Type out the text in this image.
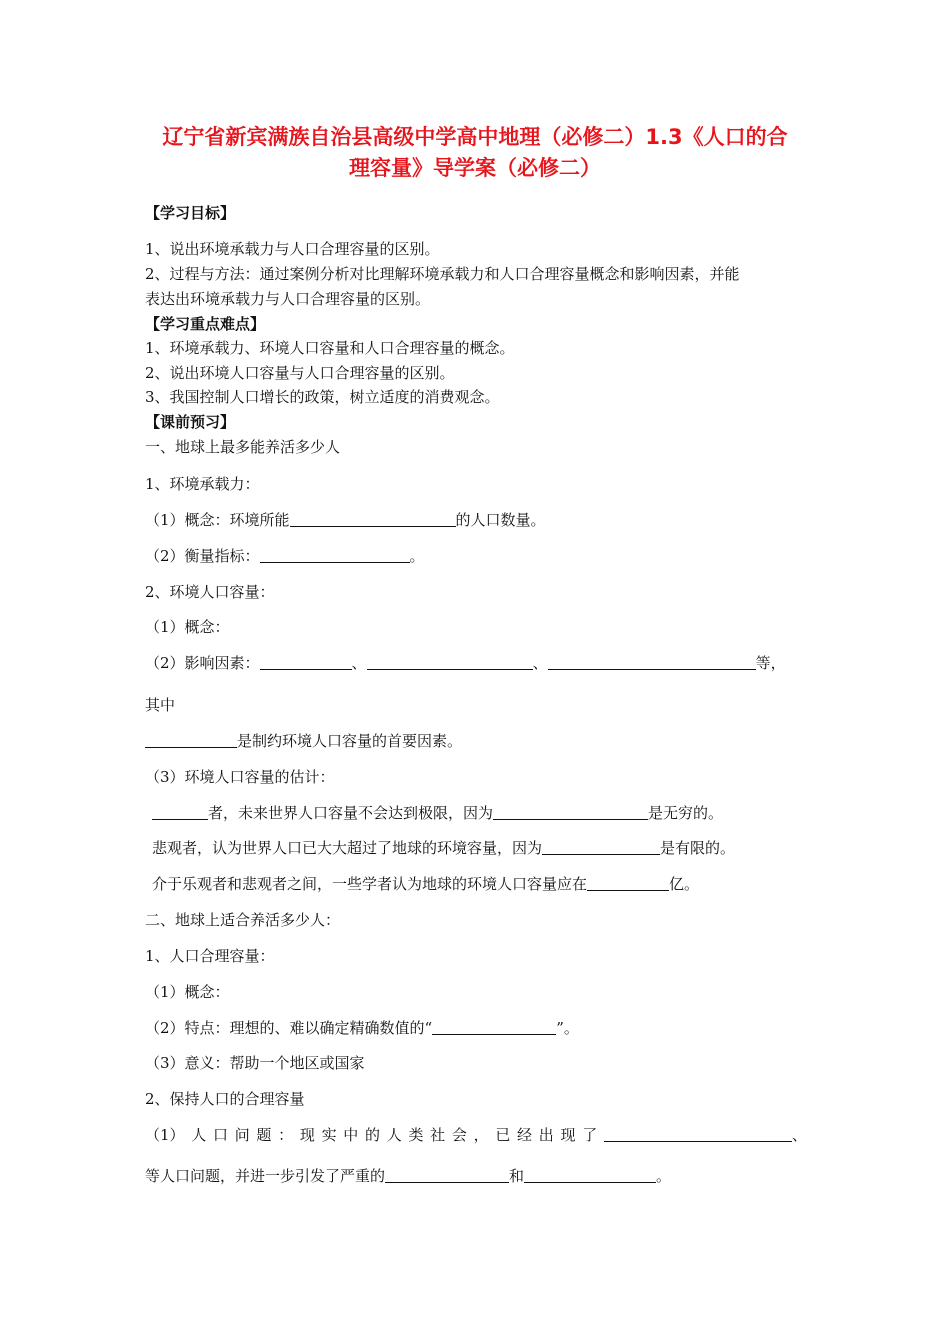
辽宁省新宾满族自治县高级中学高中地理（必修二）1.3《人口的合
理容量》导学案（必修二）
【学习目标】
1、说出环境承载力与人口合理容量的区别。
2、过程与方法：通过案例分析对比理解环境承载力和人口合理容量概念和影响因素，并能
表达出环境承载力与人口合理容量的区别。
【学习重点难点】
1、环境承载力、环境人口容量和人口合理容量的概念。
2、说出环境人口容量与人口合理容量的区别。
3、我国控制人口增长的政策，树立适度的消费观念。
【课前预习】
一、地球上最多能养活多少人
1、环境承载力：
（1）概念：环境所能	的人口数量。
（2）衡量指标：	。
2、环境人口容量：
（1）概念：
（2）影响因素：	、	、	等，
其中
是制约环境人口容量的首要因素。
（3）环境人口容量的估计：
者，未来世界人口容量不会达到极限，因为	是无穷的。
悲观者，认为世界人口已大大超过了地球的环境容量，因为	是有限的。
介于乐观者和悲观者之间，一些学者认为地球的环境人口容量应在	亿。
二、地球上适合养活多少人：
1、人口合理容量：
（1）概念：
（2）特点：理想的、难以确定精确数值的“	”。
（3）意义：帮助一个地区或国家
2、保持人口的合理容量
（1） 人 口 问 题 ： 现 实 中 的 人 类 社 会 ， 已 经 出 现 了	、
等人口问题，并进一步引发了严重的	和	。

*WHAT YOU SHOULD DO:* Quote the data above in full, leaving out the pictures it holds.

*TASK RESULT:*
Type out the text in this image.
辽宁省新宾满族自治县高级中学高中地理（必修二）1.3《人口的合
理容量》导学案（必修二）
【学习目标】
1、说出环境承载力与人口合理容量的区别。
2、过程与方法：通过案例分析对比理解环境承载力和人口合理容量概念和影响因素，并能
表达出环境承载力与人口合理容量的区别。
【学习重点难点】
1、环境承载力、环境人口容量和人口合理容量的概念。
2、说出环境人口容量与人口合理容量的区别。
3、我国控制人口增长的政策，树立适度的消费观念。
【课前预习】
一、地球上最多能养活多少人
1、环境承载力：
（1）概念：环境所能	的人口数量。
（2）衡量指标：	。
2、环境人口容量：
（1）概念：
（2）影响因素：	、	、	等，
其中
是制约环境人口容量的首要因素。
（3）环境人口容量的估计：
者，未来世界人口容量不会达到极限，因为	是无穷的。
悲观者，认为世界人口已大大超过了地球的环境容量，因为	是有限的。
介于乐观者和悲观者之间，一些学者认为地球的环境人口容量应在	亿。
二、地球上适合养活多少人：
1、人口合理容量：
（1）概念：
（2）特点：理想的、难以确定精确数值的“	”。
（3）意义：帮助一个地区或国家
2、保持人口的合理容量
（1） 人 口 问 题 ： 现 实 中 的 人 类 社 会 ， 已 经 出 现 了	、
等人口问题，并进一步引发了严重的	和	。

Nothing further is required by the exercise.